INSTRUCTIONS FOR THE TASK
Search the material for the string "lateris", then return every line where it is found.

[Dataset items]
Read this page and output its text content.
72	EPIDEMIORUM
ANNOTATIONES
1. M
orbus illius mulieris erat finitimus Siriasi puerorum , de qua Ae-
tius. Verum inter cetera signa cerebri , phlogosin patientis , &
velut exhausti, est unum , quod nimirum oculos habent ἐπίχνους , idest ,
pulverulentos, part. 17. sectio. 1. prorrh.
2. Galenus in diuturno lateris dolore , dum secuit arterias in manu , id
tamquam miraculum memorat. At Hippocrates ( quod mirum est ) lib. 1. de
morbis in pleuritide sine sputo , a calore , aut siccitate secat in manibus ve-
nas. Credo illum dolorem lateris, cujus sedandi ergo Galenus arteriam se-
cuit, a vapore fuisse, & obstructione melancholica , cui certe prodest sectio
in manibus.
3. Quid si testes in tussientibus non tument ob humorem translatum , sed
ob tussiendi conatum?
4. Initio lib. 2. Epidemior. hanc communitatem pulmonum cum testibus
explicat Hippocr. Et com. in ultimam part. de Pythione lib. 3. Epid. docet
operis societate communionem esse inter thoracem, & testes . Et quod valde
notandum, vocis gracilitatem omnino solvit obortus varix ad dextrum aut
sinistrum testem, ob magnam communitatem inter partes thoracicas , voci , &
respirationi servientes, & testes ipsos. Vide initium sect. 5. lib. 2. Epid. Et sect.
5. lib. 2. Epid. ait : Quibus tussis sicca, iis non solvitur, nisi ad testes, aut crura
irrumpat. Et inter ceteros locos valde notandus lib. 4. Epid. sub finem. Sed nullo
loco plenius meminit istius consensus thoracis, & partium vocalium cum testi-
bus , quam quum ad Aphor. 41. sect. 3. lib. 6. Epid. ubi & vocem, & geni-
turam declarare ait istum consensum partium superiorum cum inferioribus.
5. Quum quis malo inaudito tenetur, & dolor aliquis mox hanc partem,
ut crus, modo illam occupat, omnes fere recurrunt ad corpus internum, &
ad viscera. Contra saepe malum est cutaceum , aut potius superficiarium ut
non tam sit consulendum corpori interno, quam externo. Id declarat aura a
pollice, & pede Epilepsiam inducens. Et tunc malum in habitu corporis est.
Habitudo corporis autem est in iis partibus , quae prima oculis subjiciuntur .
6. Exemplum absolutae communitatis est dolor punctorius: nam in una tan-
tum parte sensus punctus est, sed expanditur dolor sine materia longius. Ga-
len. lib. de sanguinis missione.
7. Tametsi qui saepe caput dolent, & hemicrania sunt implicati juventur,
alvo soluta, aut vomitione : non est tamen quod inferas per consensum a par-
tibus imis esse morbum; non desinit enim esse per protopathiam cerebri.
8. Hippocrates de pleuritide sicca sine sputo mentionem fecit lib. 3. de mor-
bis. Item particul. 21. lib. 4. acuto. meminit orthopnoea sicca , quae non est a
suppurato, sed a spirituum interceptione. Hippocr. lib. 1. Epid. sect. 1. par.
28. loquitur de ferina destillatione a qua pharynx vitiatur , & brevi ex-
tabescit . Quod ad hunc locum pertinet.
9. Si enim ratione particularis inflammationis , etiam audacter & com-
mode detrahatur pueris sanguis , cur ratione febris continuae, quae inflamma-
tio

--

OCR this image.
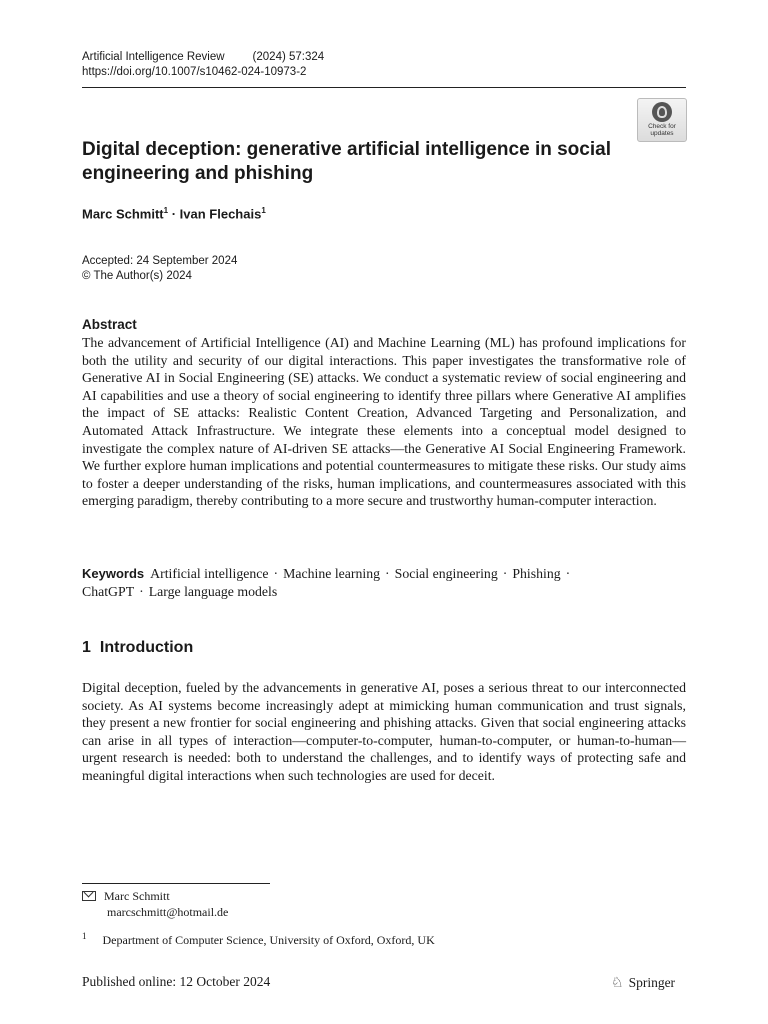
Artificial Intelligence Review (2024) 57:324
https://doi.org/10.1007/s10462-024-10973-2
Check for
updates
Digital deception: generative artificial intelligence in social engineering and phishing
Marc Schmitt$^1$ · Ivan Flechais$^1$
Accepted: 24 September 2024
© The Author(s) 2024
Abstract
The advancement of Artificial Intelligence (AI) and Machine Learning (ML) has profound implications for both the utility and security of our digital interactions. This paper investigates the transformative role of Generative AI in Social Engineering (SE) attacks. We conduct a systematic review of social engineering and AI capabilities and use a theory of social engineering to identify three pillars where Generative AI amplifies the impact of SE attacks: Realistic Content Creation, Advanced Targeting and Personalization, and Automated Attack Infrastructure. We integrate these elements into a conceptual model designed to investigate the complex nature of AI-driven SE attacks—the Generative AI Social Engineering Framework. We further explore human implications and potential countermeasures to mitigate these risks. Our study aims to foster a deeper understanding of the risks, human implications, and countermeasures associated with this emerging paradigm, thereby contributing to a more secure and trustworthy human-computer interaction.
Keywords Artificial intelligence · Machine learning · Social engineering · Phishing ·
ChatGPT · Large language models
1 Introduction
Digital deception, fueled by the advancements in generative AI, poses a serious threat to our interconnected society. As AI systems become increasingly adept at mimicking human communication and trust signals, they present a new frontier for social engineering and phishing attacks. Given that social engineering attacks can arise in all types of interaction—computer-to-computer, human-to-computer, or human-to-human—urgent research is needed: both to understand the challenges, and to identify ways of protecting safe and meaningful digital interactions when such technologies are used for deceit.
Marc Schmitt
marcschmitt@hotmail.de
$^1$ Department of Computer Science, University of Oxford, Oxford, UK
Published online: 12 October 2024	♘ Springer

...

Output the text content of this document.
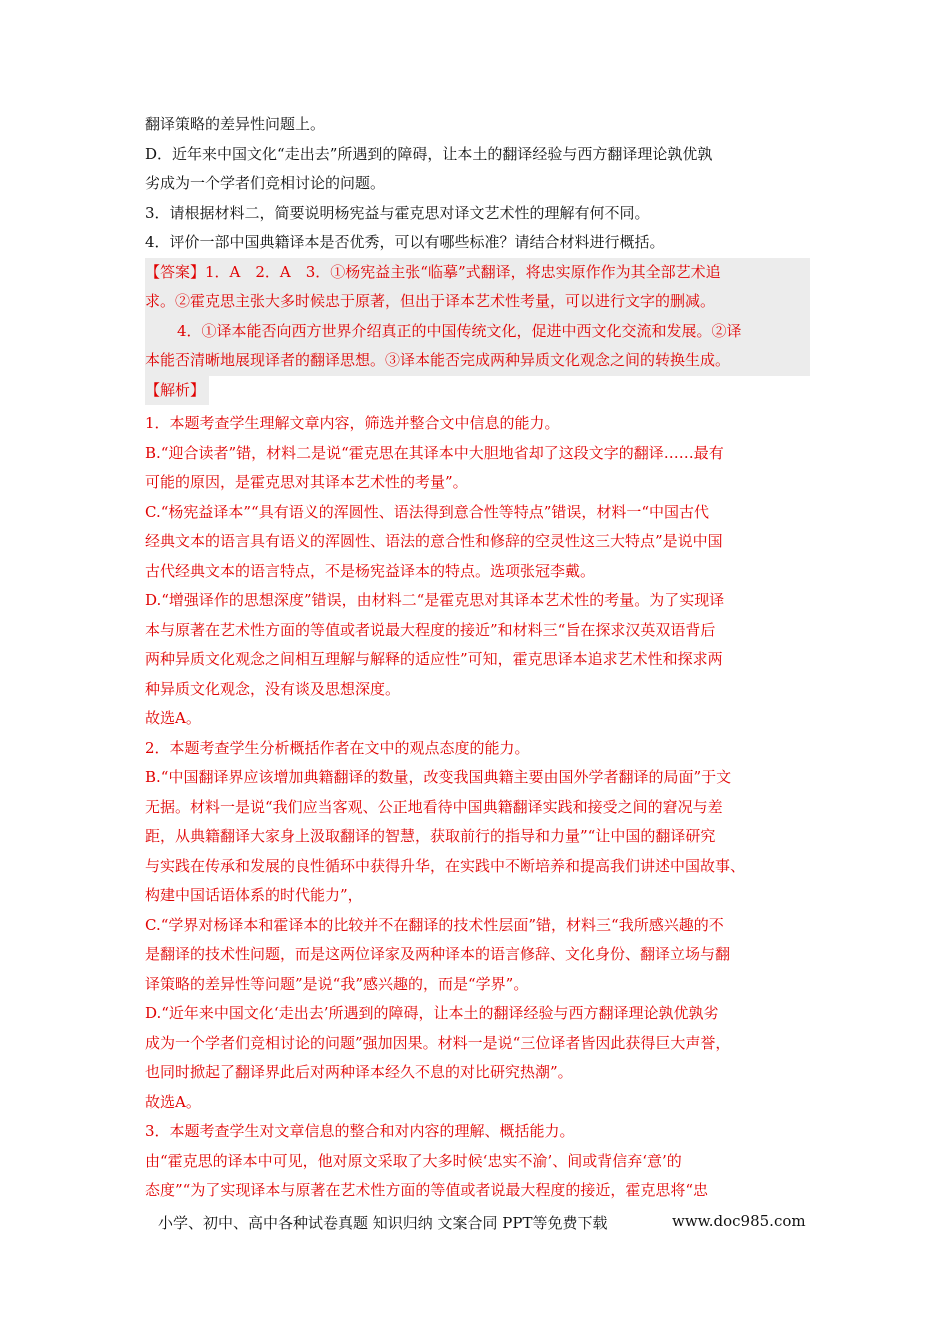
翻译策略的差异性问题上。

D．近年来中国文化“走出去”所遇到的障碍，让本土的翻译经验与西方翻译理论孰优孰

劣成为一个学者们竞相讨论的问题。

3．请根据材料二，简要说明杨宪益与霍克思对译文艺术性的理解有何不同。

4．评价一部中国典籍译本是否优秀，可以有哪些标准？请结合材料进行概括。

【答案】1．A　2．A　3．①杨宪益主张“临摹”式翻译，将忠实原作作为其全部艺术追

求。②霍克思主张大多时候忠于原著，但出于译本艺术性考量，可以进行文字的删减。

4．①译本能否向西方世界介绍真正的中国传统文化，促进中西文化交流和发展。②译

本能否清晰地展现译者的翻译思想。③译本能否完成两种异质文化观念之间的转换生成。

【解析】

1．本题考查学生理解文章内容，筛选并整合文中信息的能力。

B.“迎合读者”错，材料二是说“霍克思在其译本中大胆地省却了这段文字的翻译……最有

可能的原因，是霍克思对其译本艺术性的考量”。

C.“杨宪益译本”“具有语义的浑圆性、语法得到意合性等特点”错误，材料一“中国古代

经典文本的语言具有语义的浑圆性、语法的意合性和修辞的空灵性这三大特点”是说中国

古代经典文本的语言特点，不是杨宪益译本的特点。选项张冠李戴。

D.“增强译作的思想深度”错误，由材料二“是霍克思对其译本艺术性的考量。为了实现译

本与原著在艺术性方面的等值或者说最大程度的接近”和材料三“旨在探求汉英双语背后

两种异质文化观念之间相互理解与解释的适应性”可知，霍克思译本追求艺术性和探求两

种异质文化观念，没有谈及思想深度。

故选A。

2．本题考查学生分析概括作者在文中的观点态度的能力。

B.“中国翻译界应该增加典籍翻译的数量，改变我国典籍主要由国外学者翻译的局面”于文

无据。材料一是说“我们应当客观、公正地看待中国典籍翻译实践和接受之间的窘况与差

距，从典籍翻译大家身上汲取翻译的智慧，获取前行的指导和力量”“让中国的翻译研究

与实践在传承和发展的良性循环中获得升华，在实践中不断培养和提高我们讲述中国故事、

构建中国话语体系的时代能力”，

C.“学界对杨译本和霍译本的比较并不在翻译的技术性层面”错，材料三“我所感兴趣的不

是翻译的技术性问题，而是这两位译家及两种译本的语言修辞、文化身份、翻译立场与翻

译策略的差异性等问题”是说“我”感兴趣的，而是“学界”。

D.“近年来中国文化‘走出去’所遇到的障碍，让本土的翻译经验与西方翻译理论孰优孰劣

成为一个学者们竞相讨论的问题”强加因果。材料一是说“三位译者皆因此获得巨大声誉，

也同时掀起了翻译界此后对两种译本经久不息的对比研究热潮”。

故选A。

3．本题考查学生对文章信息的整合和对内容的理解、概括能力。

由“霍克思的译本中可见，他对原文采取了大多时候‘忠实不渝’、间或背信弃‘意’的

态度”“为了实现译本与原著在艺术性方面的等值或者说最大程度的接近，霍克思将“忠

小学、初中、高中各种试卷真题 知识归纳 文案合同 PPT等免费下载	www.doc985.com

RESULT
2. Galenus in diuturno lateris dolore , dum secuit arterias in manu , id
nas. Credo illum dolorem lateris, cujus sedandi ergo Galenus arteriam se-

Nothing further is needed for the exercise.